• Exercise aim:
Copy out all lines with the word "values" in them.

### Dataset extract

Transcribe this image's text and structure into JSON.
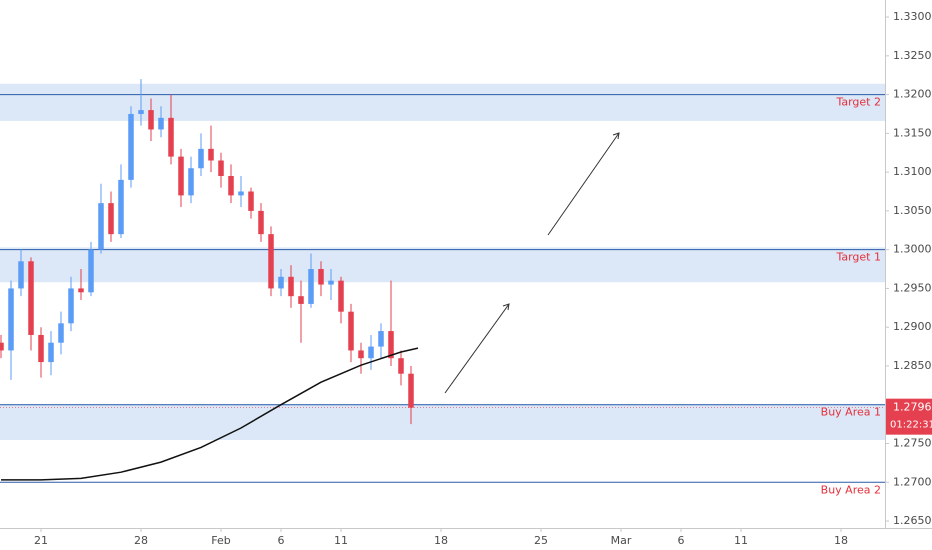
{
  "chart_data": {
    "type": "candlestick",
    "x": [
      -2,
      -1.5,
      -1,
      -0.5,
      0,
      0.5,
      1,
      1.5,
      2,
      2.5,
      3,
      3.5,
      4,
      4.5,
      5,
      5.5,
      6,
      6.5,
      7,
      7.5,
      8,
      8.5,
      9,
      9.5,
      10,
      10.5,
      11,
      11.5,
      12,
      12.5,
      13,
      13.5,
      14,
      14.5,
      15,
      15.5,
      16,
      16.5,
      17,
      17.5,
      18,
      18.5
    ],
    "open": [
      1.288,
      1.287,
      1.295,
      1.2985,
      1.289,
      1.2855,
      1.288,
      1.2905,
      1.295,
      1.2945,
      1.3,
      1.306,
      1.302,
      1.309,
      1.3175,
      1.318,
      1.3155,
      1.317,
      1.312,
      1.307,
      1.3105,
      1.313,
      1.3115,
      1.3095,
      1.307,
      1.3075,
      1.305,
      1.302,
      1.295,
      1.2965,
      1.294,
      1.293,
      1.2975,
      1.2955,
      1.296,
      1.292,
      1.287,
      1.286,
      1.2875,
      1.2895,
      1.286,
      1.284
    ],
    "high": [
      1.289,
      1.296,
      1.3,
      1.299,
      1.29,
      1.2895,
      1.292,
      1.2965,
      1.2975,
      1.301,
      1.3085,
      1.3075,
      1.311,
      1.3185,
      1.322,
      1.3195,
      1.3185,
      1.32,
      1.313,
      1.312,
      1.315,
      1.316,
      1.3125,
      1.311,
      1.3095,
      1.308,
      1.306,
      1.303,
      1.2975,
      1.298,
      1.296,
      1.2995,
      1.2985,
      1.2975,
      1.2965,
      1.293,
      1.288,
      1.289,
      1.2905,
      1.296,
      1.287,
      1.285
    ],
    "low": [
      1.286,
      1.2832,
      1.294,
      1.287,
      1.2835,
      1.2838,
      1.2865,
      1.2895,
      1.2935,
      1.294,
      1.2995,
      1.301,
      1.3015,
      1.308,
      1.316,
      1.314,
      1.3145,
      1.311,
      1.3055,
      1.306,
      1.3095,
      1.31,
      1.308,
      1.306,
      1.3055,
      1.304,
      1.301,
      1.294,
      1.294,
      1.2925,
      1.288,
      1.2925,
      1.294,
      1.2935,
      1.2905,
      1.2855,
      1.284,
      1.2845,
      1.286,
      1.285,
      1.2825,
      1.2775
    ],
    "close": [
      1.287,
      1.295,
      1.2985,
      1.289,
      1.2855,
      1.288,
      1.2905,
      1.295,
      1.2945,
      1.3,
      1.306,
      1.302,
      1.309,
      1.3175,
      1.318,
      1.3155,
      1.317,
      1.312,
      1.307,
      1.3105,
      1.313,
      1.3115,
      1.3095,
      1.307,
      1.3075,
      1.305,
      1.302,
      1.295,
      1.2965,
      1.294,
      1.293,
      1.2975,
      1.2955,
      1.296,
      1.292,
      1.287,
      1.286,
      1.2875,
      1.2895,
      1.286,
      1.284,
      1.27962
    ],
    "up_color": "#5b9cf6",
    "down_color": "#e5404f",
    "moving_average": {
      "color": "#111111",
      "x": [
        -2,
        0,
        2,
        4,
        6,
        8,
        10,
        12,
        14,
        16,
        18,
        18.85
      ],
      "values": [
        1.2703,
        1.2703,
        1.2705,
        1.2713,
        1.2726,
        1.2745,
        1.277,
        1.28,
        1.2829,
        1.2851,
        1.2868,
        1.2873
      ]
    },
    "levels": [
      {
        "label": "Target 2",
        "level": 1.32,
        "zone": [
          1.3166,
          1.3214
        ]
      },
      {
        "label": "Target 1",
        "level": 1.3,
        "zone": [
          1.2958,
          1.3003
        ]
      },
      {
        "label": "Buy Area 1",
        "level": 1.28,
        "zone": [
          1.27545,
          1.2801
        ]
      },
      {
        "label": "Buy Area 2",
        "level": 1.27
      }
    ],
    "level_color": "#2a5aa8",
    "zone_color": "#dce8f7",
    "label_color": "#e5303c",
    "last_price": {
      "value": 1.27962,
      "label": "1.27962"
    },
    "countdown": "01:22:31",
    "xlim": [
      -2.05,
      42.2
    ],
    "xticks": [
      {
        "value": 0,
        "label": "21"
      },
      {
        "value": 5,
        "label": "28"
      },
      {
        "value": 9,
        "label": "Feb"
      },
      {
        "value": 12,
        "label": "6"
      },
      {
        "value": 15,
        "label": "11"
      },
      {
        "value": 20,
        "label": "18"
      },
      {
        "value": 25,
        "label": "25"
      },
      {
        "value": 29,
        "label": "Mar"
      },
      {
        "value": 32,
        "label": "6"
      },
      {
        "value": 35,
        "label": "11"
      },
      {
        "value": 40,
        "label": "18"
      }
    ],
    "ylim": [
      1.2641,
      1.3322
    ],
    "yticks": [
      {
        "value": 1.33,
        "label": "1.33000"
      },
      {
        "value": 1.325,
        "label": "1.32500"
      },
      {
        "value": 1.32,
        "label": "1.32000"
      },
      {
        "value": 1.315,
        "label": "1.31500"
      },
      {
        "value": 1.31,
        "label": "1.31000"
      },
      {
        "value": 1.305,
        "label": "1.30500"
      },
      {
        "value": 1.3,
        "label": "1.30000"
      },
      {
        "value": 1.295,
        "label": "1.29500"
      },
      {
        "value": 1.29,
        "label": "1.29000"
      },
      {
        "value": 1.285,
        "label": "1.28500"
      },
      {
        "value": 1.28,
        "label": "1.28000"
      },
      {
        "value": 1.275,
        "label": "1.27500"
      },
      {
        "value": 1.27,
        "label": "1.27000"
      },
      {
        "value": 1.265,
        "label": "1.26500"
      }
    ],
    "grid": false
  }
}
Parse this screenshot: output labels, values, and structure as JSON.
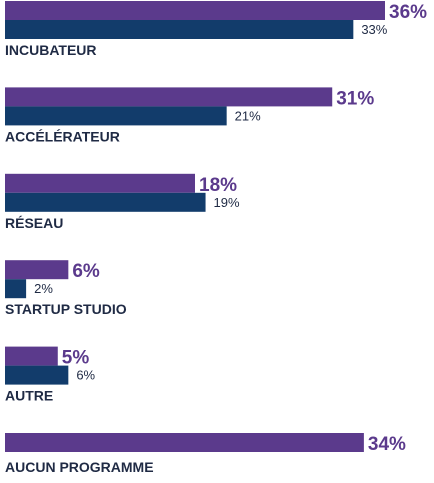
{
  "chart_data": {
    "type": "bar",
    "orientation": "horizontal",
    "categories": [
      "INCUBATEUR",
      "ACCÉLÉRATEUR",
      "RÉSEAU",
      "STARTUP STUDIO",
      "AUTRE",
      "AUCUN PROGRAMME"
    ],
    "series": [
      {
        "values": [
          36,
          31,
          18,
          6,
          5,
          34
        ],
        "value_labels": [
          "36%",
          "31%",
          "18%",
          "6%",
          "5%",
          "34%"
        ]
      },
      {
        "values": [
          33,
          21,
          19,
          2,
          6,
          null
        ],
        "value_labels": [
          "33%",
          "21%",
          "19%",
          "2%",
          "6%",
          ""
        ]
      }
    ],
    "unit": "%",
    "xlim": [
      0,
      40
    ],
    "grid": false,
    "legend": "none",
    "colors": {
      "series_a": "#5b3a8c",
      "series_b": "#123c6b",
      "label_a": "#5b3a8c"
    }
  }
}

######

• Output below:
      "values": [
Parse this screenshot: output labels, values, and structure as JSON.
        "values": [
        "values": [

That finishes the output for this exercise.